▶ _Dataset listings of figures_:

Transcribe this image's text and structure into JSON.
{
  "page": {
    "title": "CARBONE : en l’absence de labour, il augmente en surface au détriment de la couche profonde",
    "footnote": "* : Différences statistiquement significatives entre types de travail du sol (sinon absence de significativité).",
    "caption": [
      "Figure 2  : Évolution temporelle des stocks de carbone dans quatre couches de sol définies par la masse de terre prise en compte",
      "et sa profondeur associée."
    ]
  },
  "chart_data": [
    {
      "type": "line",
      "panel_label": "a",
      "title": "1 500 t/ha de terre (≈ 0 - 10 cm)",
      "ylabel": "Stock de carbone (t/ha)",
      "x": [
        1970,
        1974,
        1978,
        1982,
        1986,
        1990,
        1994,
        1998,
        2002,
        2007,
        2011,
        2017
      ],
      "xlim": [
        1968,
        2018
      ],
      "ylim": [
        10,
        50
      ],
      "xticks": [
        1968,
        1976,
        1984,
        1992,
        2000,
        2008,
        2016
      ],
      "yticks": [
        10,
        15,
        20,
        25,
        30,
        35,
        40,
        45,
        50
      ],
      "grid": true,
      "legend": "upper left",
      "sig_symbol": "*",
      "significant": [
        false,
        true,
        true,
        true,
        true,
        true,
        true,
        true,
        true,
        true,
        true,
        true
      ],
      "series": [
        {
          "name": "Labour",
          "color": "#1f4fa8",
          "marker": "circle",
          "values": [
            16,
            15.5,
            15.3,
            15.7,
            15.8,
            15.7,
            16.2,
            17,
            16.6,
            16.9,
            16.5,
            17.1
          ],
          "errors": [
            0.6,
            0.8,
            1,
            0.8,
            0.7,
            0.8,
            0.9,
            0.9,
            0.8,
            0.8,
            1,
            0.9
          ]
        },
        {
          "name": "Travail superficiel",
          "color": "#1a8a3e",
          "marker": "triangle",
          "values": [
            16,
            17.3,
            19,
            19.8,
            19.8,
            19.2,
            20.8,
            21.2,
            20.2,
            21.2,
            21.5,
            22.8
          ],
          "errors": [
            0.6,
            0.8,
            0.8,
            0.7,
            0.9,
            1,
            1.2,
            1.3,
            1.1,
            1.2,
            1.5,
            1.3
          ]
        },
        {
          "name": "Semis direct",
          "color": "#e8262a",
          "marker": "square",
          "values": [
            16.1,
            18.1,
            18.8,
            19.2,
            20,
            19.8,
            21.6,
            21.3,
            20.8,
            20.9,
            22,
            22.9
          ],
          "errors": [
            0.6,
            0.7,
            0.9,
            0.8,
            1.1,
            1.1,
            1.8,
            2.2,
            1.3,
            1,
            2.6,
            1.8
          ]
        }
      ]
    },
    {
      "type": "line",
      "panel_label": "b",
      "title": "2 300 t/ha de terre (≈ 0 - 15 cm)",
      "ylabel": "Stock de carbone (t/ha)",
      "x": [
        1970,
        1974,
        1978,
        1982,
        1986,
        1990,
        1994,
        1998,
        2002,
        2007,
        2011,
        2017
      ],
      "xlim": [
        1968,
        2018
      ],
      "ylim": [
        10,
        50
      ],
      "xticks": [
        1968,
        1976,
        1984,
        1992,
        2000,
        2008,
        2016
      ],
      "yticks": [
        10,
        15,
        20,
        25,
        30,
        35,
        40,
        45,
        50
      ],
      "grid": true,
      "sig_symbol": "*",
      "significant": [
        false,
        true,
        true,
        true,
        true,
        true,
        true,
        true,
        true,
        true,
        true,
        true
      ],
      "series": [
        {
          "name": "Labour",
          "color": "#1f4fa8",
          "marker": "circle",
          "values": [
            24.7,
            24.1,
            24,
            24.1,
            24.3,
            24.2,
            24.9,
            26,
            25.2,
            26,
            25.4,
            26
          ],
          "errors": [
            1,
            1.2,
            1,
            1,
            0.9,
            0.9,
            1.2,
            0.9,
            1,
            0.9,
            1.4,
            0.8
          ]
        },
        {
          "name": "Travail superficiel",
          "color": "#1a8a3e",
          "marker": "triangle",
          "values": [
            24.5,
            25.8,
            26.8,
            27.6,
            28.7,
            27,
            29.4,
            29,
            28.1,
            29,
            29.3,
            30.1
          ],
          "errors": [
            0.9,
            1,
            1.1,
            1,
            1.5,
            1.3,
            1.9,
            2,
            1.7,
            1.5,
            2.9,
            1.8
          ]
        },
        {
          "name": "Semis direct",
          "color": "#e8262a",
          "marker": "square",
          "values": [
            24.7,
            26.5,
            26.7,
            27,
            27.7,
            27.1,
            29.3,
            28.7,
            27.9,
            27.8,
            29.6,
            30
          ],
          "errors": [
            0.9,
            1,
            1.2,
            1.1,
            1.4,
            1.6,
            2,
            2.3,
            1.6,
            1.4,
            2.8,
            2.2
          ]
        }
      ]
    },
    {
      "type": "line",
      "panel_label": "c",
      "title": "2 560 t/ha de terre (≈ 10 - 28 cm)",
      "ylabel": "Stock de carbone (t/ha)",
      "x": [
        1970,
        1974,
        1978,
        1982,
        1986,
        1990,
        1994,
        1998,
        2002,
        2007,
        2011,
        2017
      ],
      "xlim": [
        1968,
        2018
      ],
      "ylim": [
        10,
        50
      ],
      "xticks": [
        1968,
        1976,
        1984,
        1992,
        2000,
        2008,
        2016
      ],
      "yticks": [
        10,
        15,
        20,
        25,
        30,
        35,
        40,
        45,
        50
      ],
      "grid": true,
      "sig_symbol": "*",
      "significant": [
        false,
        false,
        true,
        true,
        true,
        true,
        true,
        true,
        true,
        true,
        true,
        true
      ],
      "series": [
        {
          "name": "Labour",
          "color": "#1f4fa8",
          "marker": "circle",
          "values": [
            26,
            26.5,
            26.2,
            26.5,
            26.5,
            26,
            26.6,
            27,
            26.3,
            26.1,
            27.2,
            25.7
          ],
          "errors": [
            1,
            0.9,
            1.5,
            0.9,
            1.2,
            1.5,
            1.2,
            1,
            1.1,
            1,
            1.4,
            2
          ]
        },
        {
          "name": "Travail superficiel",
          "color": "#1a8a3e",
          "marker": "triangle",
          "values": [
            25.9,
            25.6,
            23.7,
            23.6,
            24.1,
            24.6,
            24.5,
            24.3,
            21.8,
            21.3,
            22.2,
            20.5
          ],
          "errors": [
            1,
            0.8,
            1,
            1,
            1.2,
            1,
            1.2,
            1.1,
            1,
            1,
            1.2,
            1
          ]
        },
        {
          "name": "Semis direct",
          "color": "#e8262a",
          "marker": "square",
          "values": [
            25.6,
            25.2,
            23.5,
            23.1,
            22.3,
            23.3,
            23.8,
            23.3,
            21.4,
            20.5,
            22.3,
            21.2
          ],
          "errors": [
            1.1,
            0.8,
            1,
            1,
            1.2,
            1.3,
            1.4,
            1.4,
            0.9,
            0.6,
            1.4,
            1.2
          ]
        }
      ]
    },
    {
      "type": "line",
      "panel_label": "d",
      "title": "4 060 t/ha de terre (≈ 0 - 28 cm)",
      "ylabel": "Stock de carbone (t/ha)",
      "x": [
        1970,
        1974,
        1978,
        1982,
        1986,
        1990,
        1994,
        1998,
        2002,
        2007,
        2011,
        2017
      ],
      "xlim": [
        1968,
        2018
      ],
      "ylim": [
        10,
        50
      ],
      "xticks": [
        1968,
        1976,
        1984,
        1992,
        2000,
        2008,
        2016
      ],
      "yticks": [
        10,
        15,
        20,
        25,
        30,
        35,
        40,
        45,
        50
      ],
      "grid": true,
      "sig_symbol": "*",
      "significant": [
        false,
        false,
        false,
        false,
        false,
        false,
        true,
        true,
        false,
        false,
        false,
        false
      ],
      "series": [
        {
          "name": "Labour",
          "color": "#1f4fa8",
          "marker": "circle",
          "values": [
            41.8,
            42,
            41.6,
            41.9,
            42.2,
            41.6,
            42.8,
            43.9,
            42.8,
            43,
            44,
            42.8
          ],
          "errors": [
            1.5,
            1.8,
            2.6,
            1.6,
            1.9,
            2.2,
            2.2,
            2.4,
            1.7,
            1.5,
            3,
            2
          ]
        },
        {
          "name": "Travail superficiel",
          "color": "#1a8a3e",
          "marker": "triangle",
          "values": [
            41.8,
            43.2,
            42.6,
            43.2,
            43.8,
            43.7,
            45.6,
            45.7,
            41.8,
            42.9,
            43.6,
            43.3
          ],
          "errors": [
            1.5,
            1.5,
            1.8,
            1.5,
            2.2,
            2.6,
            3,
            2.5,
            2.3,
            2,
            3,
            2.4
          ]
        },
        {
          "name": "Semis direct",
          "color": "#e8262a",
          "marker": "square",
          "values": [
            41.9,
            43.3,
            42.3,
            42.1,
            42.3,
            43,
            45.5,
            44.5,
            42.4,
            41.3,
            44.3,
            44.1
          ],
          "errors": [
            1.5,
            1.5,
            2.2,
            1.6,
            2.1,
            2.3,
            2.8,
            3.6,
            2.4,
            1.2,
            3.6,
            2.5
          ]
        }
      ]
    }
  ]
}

▶ _STATED TASK_: Pick out each line above that includes "title" and show it.

▶ _REPLY_:
    "title": "CARBONE : en l’absence de labour, il augmente en surface au détriment de la couche profonde",
      "title": "1 500 t/ha de terre (≈ 0 - 10 cm)",
      "title": "2 300 t/ha de terre (≈ 0 - 15 cm)",
      "title": "2 560 t/ha de terre (≈ 10 - 28 cm)",
      "title": "4 060 t/ha de terre (≈ 0 - 28 cm)",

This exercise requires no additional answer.